#### Given task
Exactly reproduce each record listed below.

· · · · · · ·

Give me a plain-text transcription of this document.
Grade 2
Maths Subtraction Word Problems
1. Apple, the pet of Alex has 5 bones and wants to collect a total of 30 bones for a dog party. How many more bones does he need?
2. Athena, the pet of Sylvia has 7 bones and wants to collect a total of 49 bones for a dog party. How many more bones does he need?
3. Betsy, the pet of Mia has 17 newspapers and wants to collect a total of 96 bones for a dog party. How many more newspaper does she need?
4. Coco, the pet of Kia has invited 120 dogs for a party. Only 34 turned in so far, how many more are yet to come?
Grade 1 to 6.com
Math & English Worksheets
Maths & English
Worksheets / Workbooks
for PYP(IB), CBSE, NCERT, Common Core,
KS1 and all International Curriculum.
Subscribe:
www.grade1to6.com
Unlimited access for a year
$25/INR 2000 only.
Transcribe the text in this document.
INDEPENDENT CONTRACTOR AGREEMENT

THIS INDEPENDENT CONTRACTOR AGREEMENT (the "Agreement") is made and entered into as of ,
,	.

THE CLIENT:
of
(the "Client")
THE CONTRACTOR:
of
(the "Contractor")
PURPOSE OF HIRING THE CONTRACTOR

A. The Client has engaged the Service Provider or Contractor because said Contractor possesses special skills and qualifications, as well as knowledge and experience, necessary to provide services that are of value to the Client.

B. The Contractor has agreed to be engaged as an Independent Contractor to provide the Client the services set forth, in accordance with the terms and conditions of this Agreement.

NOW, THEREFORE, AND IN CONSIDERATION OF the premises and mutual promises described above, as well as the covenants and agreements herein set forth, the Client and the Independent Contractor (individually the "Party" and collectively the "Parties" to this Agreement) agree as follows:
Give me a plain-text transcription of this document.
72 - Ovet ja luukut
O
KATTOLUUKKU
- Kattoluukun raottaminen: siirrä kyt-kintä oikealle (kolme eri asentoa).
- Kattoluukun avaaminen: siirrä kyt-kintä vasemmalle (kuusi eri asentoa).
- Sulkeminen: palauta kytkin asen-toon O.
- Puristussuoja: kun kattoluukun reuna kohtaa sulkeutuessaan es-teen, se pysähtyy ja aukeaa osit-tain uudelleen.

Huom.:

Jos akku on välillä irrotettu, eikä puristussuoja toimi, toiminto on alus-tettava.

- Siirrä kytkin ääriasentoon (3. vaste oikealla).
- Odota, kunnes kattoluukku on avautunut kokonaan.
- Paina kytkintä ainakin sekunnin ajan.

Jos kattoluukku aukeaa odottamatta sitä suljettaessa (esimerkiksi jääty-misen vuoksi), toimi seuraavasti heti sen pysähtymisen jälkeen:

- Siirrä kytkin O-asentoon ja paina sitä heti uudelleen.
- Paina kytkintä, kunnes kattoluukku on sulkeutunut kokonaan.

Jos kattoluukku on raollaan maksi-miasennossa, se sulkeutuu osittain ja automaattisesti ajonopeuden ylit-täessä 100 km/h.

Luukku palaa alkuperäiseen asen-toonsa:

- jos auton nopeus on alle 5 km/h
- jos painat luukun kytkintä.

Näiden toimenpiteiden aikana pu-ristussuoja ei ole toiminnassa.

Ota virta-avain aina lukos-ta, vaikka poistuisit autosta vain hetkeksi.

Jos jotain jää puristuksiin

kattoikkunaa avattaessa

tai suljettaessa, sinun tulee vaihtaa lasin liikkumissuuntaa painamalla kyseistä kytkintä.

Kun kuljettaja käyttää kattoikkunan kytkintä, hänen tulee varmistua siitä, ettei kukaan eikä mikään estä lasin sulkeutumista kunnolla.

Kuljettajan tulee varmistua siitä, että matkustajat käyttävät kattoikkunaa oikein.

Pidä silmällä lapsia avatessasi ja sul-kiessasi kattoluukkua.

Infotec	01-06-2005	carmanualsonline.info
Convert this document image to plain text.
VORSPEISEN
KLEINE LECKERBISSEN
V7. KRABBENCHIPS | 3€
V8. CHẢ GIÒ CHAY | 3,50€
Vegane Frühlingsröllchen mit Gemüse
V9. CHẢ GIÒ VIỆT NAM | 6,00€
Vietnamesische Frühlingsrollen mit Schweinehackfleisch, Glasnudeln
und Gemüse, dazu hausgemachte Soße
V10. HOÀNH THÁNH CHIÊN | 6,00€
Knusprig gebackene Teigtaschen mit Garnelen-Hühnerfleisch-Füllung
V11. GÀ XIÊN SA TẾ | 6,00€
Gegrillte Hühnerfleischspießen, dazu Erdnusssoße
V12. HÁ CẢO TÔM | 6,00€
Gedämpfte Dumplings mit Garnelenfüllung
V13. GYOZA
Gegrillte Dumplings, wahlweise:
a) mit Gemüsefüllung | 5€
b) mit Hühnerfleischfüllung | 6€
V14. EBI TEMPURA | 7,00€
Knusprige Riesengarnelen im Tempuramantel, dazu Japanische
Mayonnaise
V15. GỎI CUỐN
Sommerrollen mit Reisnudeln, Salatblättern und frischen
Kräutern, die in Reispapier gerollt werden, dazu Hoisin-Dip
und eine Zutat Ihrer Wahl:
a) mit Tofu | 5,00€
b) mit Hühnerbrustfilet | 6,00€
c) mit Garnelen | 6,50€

· · · · · · ·

#### Solved exercise
Give me a plain-text transcription of this document.
Grade 2
Maths Subtraction Word Problems
1. Apple, the pet of Alex has 5 bones and wants to collect a total of 30 bones for a dog party. How many more bones does he need?
2. Athena, the pet of Sylvia has 7 bones and wants to collect a total of 49 bones for a dog party. How many more bones does he need?
3. Betsy, the pet of Mia has 17 newspapers and wants to collect a total of 96 bones for a dog party. How many more newspaper does she need?
4. Coco, the pet of Kia has invited 120 dogs for a party. Only 34 turned in so far, how many more are yet to come?
Grade 1 to 6.com
Math & English Worksheets
Maths & English
Worksheets / Workbooks
for PYP(IB), CBSE, NCERT, Common Core,
KS1 and all International Curriculum.
Subscribe:
www.grade1to6.com
Unlimited access for a year
$25/INR 2000 only.
Transcribe the text in this document.
INDEPENDENT CONTRACTOR AGREEMENT

THIS INDEPENDENT CONTRACTOR AGREEMENT (the "Agreement") is made and entered into as of ,
,	.

THE CLIENT:
of
(the "Client")
THE CONTRACTOR:
of
(the "Contractor")
PURPOSE OF HIRING THE CONTRACTOR

A. The Client has engaged the Service Provider or Contractor because said Contractor possesses special skills and qualifications, as well as knowledge and experience, necessary to provide services that are of value to the Client.

B. The Contractor has agreed to be engaged as an Independent Contractor to provide the Client the services set forth, in accordance with the terms and conditions of this Agreement.

NOW, THEREFORE, AND IN CONSIDERATION OF the premises and mutual promises described above, as well as the covenants and agreements herein set forth, the Client and the Independent Contractor (individually the "Party" and collectively the "Parties" to this Agreement) agree as follows:
Give me a plain-text transcription of this document.
72 - Ovet ja luukut
O
KATTOLUUKKU
- Kattoluukun raottaminen: siirrä kyt-kintä oikealle (kolme eri asentoa).
- Kattoluukun avaaminen: siirrä kyt-kintä vasemmalle (kuusi eri asentoa).
- Sulkeminen: palauta kytkin asen-toon O.
- Puristussuoja: kun kattoluukun reuna kohtaa sulkeutuessaan es-teen, se pysähtyy ja aukeaa osit-tain uudelleen.

Huom.:

Jos akku on välillä irrotettu, eikä puristussuoja toimi, toiminto on alus-tettava.

- Siirrä kytkin ääriasentoon (3. vaste oikealla).
- Odota, kunnes kattoluukku on avautunut kokonaan.
- Paina kytkintä ainakin sekunnin ajan.

Jos kattoluukku aukeaa odottamatta sitä suljettaessa (esimerkiksi jääty-misen vuoksi), toimi seuraavasti heti sen pysähtymisen jälkeen:

- Siirrä kytkin O-asentoon ja paina sitä heti uudelleen.
- Paina kytkintä, kunnes kattoluukku on sulkeutunut kokonaan.

Jos kattoluukku on raollaan maksi-miasennossa, se sulkeutuu osittain ja automaattisesti ajonopeuden ylit-täessä 100 km/h.

Luukku palaa alkuperäiseen asen-toonsa:

- jos auton nopeus on alle 5 km/h
- jos painat luukun kytkintä.

Näiden toimenpiteiden aikana pu-ristussuoja ei ole toiminnassa.

Ota virta-avain aina lukos-ta, vaikka poistuisit autosta vain hetkeksi.

Jos jotain jää puristuksiin

kattoikkunaa avattaessa

tai suljettaessa, sinun tulee vaihtaa lasin liikkumissuuntaa painamalla kyseistä kytkintä.

Kun kuljettaja käyttää kattoikkunan kytkintä, hänen tulee varmistua siitä, ettei kukaan eikä mikään estä lasin sulkeutumista kunnolla.

Kuljettajan tulee varmistua siitä, että matkustajat käyttävät kattoikkunaa oikein.

Pidä silmällä lapsia avatessasi ja sul-kiessasi kattoluukkua.

Infotec	01-06-2005	carmanualsonline.info
Convert this document image to plain text.
VORSPEISEN
KLEINE LECKERBISSEN
V7. KRABBENCHIPS | 3€
V8. CHẢ GIÒ CHAY | 3,50€
Vegane Frühlingsröllchen mit Gemüse
V9. CHẢ GIÒ VIỆT NAM | 6,00€
Vietnamesische Frühlingsrollen mit Schweinehackfleisch, Glasnudeln
und Gemüse, dazu hausgemachte Soße
V10. HOÀNH THÁNH CHIÊN | 6,00€
Knusprig gebackene Teigtaschen mit Garnelen-Hühnerfleisch-Füllung
V11. GÀ XIÊN SA TẾ | 6,00€
Gegrillte Hühnerfleischspießen, dazu Erdnusssoße
V12. HÁ CẢO TÔM | 6,00€
Gedämpfte Dumplings mit Garnelenfüllung
V13. GYOZA
Gegrillte Dumplings, wahlweise:
a) mit Gemüsefüllung | 5€
b) mit Hühnerfleischfüllung | 6€
V14. EBI TEMPURA | 7,00€
Knusprige Riesengarnelen im Tempuramantel, dazu Japanische
Mayonnaise
V15. GỎI CUỐN
Sommerrollen mit Reisnudeln, Salatblättern und frischen
Kräutern, die in Reispapier gerollt werden, dazu Hoisin-Dip
und eine Zutat Ihrer Wahl:
a) mit Tofu | 5,00€
b) mit Hühnerbrustfilet | 6,00€
c) mit Garnelen | 6,50€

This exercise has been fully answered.